» DIRECTIONS
Keep the pictures out of the copy and repeat the records exactly.

>>>>>

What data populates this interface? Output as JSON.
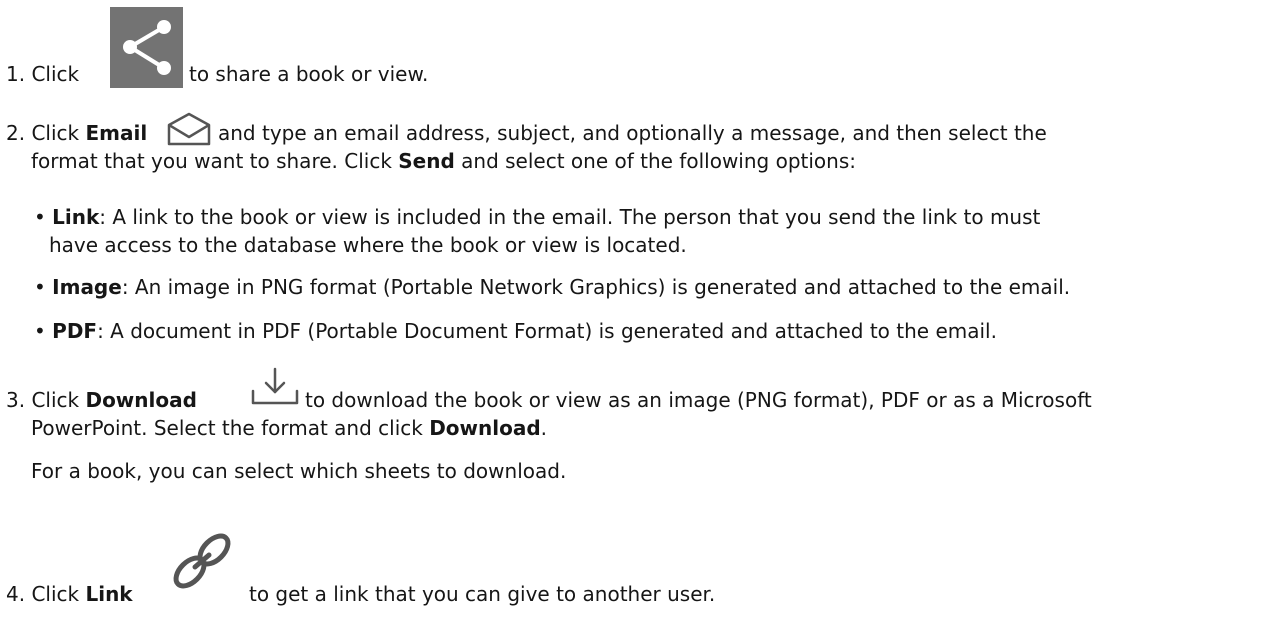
{
  "steps": {
    "s1": {
      "num": "1.",
      "pre": "Click",
      "post": "to share a book or view.",
      "icon": "share-icon"
    },
    "s2": {
      "num": "2.",
      "pre": "Click",
      "bold": "Email",
      "post": "and type an email address, subject, and optionally a message, and then select the",
      "line2_pre": "format that you want to share. Click",
      "line2_bold": "Send",
      "line2_post": "and select one of the following options:",
      "icon": "envelope-icon",
      "bullets": [
        {
          "term": "Link",
          "text": ": A link to the book or view is included in the email. The person that you send the link to must",
          "text2": "have access to the database where the book or view is located."
        },
        {
          "term": "Image",
          "text": ": An image in PNG format (Portable Network Graphics) is generated and attached to the email."
        },
        {
          "term": "PDF",
          "text": ": A document in PDF (Portable Document Format) is generated and attached to the email."
        }
      ]
    },
    "s3": {
      "num": "3.",
      "pre": "Click",
      "bold": "Download",
      "post": "to download the book or view as an image (PNG format), PDF or as a Microsoft",
      "line2_pre": "PowerPoint. Select the format and click",
      "line2_bold": "Download",
      "line2_post": ".",
      "note": "For a book, you can select which sheets to download.",
      "icon": "download-icon"
    },
    "s4": {
      "num": "4.",
      "pre": "Click",
      "bold": "Link",
      "post": "to get a link that you can give to another user.",
      "icon": "link-icon"
    }
  },
  "bullet_char": "•",
  "colors": {
    "text": "#161616",
    "share_icon_bg": "#737373",
    "icon_stroke": "#555555"
  }
}
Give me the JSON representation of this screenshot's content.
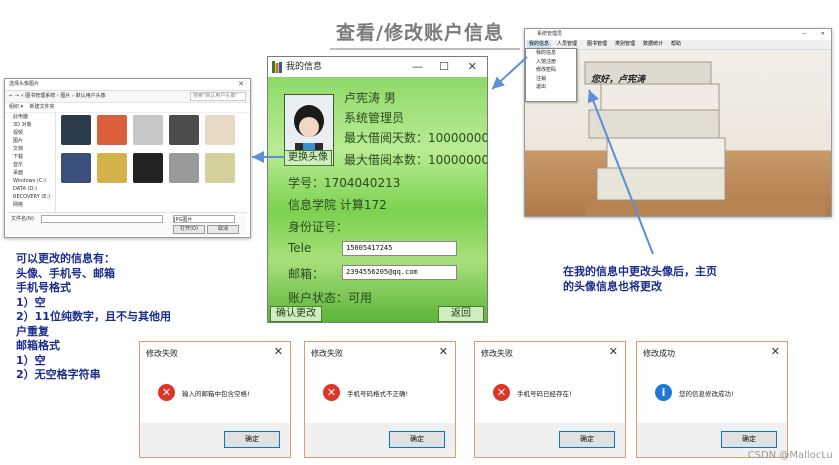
{
  "slide": {
    "title": "查看/修改账户信息",
    "watermark": "CSDN @MallocLu",
    "note_left": [
      "可以更改的信息有：",
      "头像、手机号、邮箱",
      "手机号格式",
      "1）空",
      "2）11位纯数字，且不与其他用",
      "户重复",
      "邮箱格式",
      "1）空",
      "2）无空格字符串"
    ],
    "note_right": [
      "在我的信息中更改头像后，主页",
      "的头像信息也将更改"
    ]
  },
  "file_picker": {
    "title": "选择头像图片",
    "nav_path": "« 图书管理系统 › 图片 › 默认用户头像",
    "search_placeholder": "搜索\"默认用户头像\"",
    "toolbar": [
      "组织 ▾",
      "新建文件夹"
    ],
    "sidebar_items": [
      "此电脑",
      "3D 对象",
      "视频",
      "图片",
      "文档",
      "下载",
      "音乐",
      "桌面",
      "Windows (C:)",
      "DATA (D:)",
      "RECOVERY (E:)",
      "网络"
    ],
    "filename_label": "文件名(N):",
    "filter_label": "JPG图片",
    "open_label": "打开(O)",
    "cancel_label": "取消"
  },
  "info_dialog": {
    "title": "我的信息",
    "controls": {
      "minimize": "—",
      "maximize": "☐",
      "close": "✕"
    },
    "name_line": "卢宪涛  男",
    "role": "系统管理员",
    "max_days": "最大借阅天数：10000000",
    "max_books": "最大借阅本数：10000000",
    "change_avatar_label": "更换头像",
    "student_id": "学号：1704040213",
    "college": "信息学院  计算172",
    "id_card": "身份证号：",
    "phone_label": "Tele",
    "phone_value": "15005417245",
    "email_label": "邮箱：",
    "email_value": "2394556205@qq.com",
    "account_status": "账户状态：可用",
    "confirm_label": "确认更改",
    "back_label": "返回"
  },
  "main_window": {
    "title": "系统管理员",
    "menu": [
      "我的信息",
      "人员管理",
      "图书管理",
      "类别管理",
      "数据统计",
      "帮助"
    ],
    "dropdown": [
      "我的信息",
      "入馆注册",
      "修改密码",
      "注销",
      "退出"
    ],
    "greeting": "您好，卢宪涛"
  },
  "message_boxes": [
    {
      "title": "修改失败",
      "message": "输入的邮箱中包含空格!",
      "icon": "error-icon",
      "ok": "确定"
    },
    {
      "title": "修改失败",
      "message": "手机号码格式不正确!",
      "icon": "error-icon",
      "ok": "确定"
    },
    {
      "title": "修改失败",
      "message": "手机号码已经存在!",
      "icon": "error-icon",
      "ok": "确定"
    },
    {
      "title": "修改成功",
      "message": "您的信息修改成功!",
      "icon": "info-icon",
      "ok": "确定"
    }
  ],
  "colors": {
    "accent_blue": "#1a2d8f",
    "dialog_green": "#6ecc45",
    "error_red": "#e0352b",
    "info_blue": "#1e78d4",
    "arrow_blue": "#5b8fd6"
  }
}
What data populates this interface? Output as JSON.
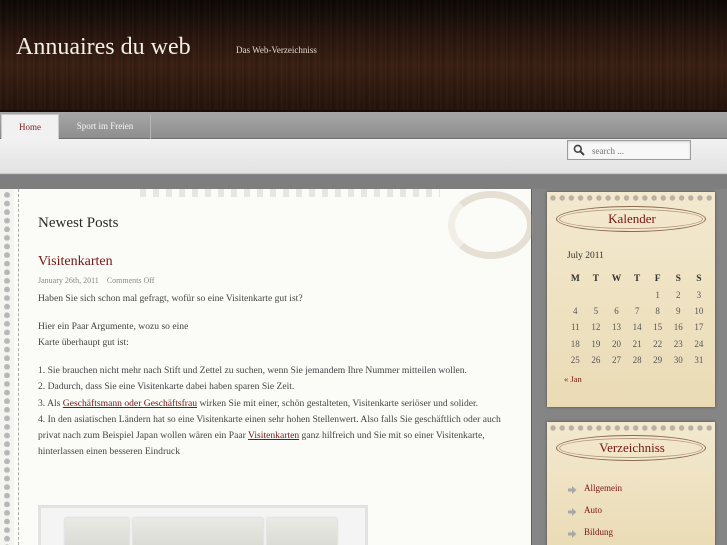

<<<<<

» THE SOLUTION
What data populates this interface? Output as JSON.
{
  "steps": {
    "s1": {
      "num": "1.",
      "pre": "Click",
      "post": "to share a book or view.",
      "icon": "share-icon"
    },
    "s2": {
      "num": "2.",
      "pre": "Click",
      "bold": "Email",
      "post": "and type an email address, subject, and optionally a message, and then select the",
      "line2_pre": "format that you want to share. Click",
      "line2_bold": "Send",
      "line2_post": "and select one of the following options:",
      "icon": "envelope-icon",
      "bullets": [
        {
          "term": "Link",
          "text": ": A link to the book or view is included in the email. The person that you send the link to must",
          "text2": "have access to the database where the book or view is located."
        },
        {
          "term": "Image",
          "text": ": An image in PNG format (Portable Network Graphics) is generated and attached to the email."
        },
        {
          "term": "PDF",
          "text": ": A document in PDF (Portable Document Format) is generated and attached to the email."
        }
      ]
    },
    "s3": {
      "num": "3.",
      "pre": "Click",
      "bold": "Download",
      "post": "to download the book or view as an image (PNG format), PDF or as a Microsoft",
      "line2_pre": "PowerPoint. Select the format and click",
      "line2_bold": "Download",
      "line2_post": ".",
      "note": "For a book, you can select which sheets to download.",
      "icon": "download-icon"
    },
    "s4": {
      "num": "4.",
      "pre": "Click",
      "bold": "Link",
      "post": "to get a link that you can give to another user.",
      "icon": "link-icon"
    }
  },
  "bullet_char": "•",
  "colors": {
    "text": "#161616",
    "share_icon_bg": "#737373",
    "icon_stroke": "#555555"
  }
}
Give me the JSON representation of this screenshot's content.
{
  "slide": {
    "title": "查看/修改账户信息",
    "watermark": "CSDN @MallocLu",
    "note_left": [
      "可以更改的信息有：",
      "头像、手机号、邮箱",
      "手机号格式",
      "1）空",
      "2）11位纯数字，且不与其他用",
      "户重复",
      "邮箱格式",
      "1）空",
      "2）无空格字符串"
    ],
    "note_right": [
      "在我的信息中更改头像后，主页",
      "的头像信息也将更改"
    ]
  },
  "file_picker": {
    "title": "选择头像图片",
    "nav_path": "« 图书管理系统 › 图片 › 默认用户头像",
    "search_placeholder": "搜索\"默认用户头像\"",
    "toolbar": [
      "组织 ▾",
      "新建文件夹"
    ],
    "sidebar_items": [
      "此电脑",
      "3D 对象",
      "视频",
      "图片",
      "文档",
      "下载",
      "音乐",
      "桌面",
      "Windows (C:)",
      "DATA (D:)",
      "RECOVERY (E:)",
      "网络"
    ],
    "filename_label": "文件名(N):",
    "filter_label": "JPG图片",
    "open_label": "打开(O)",
    "cancel_label": "取消"
  },
  "info_dialog": {
    "title": "我的信息",
    "controls": {
      "minimize": "—",
      "maximize": "☐",
      "close": "✕"
    },
    "name_line": "卢宪涛  男",
    "role": "系统管理员",
    "max_days": "最大借阅天数：10000000",
    "max_books": "最大借阅本数：10000000",
    "change_avatar_label": "更换头像",
    "student_id": "学号：1704040213",
    "college": "信息学院  计算172",
    "id_card": "身份证号：",
    "phone_label": "Tele",
    "phone_value": "15005417245",
    "email_label": "邮箱：",
    "email_value": "2394556205@qq.com",
    "account_status": "账户状态：可用",
    "confirm_label": "确认更改",
    "back_label": "返回"
  },
  "main_window": {
    "title": "系统管理员",
    "menu": [
      "我的信息",
      "人员管理",
      "图书管理",
      "类别管理",
      "数据统计",
      "帮助"
    ],
    "dropdown": [
      "我的信息",
      "入馆注册",
      "修改密码",
      "注销",
      "退出"
    ],
    "greeting": "您好，卢宪涛"
  },
  "message_boxes": [
    {
      "title": "修改失败",
      "message": "输入的邮箱中包含空格!",
      "icon": "error-icon",
      "ok": "确定"
    },
    {
      "title": "修改失败",
      "message": "手机号码格式不正确!",
      "icon": "error-icon",
      "ok": "确定"
    },
    {
      "title": "修改失败",
      "message": "手机号码已经存在!",
      "icon": "error-icon",
      "ok": "确定"
    },
    {
      "title": "修改成功",
      "message": "您的信息修改成功!",
      "icon": "info-icon",
      "ok": "确定"
    }
  ],
  "colors": {
    "accent_blue": "#1a2d8f",
    "dialog_green": "#6ecc45",
    "error_red": "#e0352b",
    "info_blue": "#1e78d4",
    "arrow_blue": "#5b8fd6"
  }
}
What data populates this interface? Output as JSON.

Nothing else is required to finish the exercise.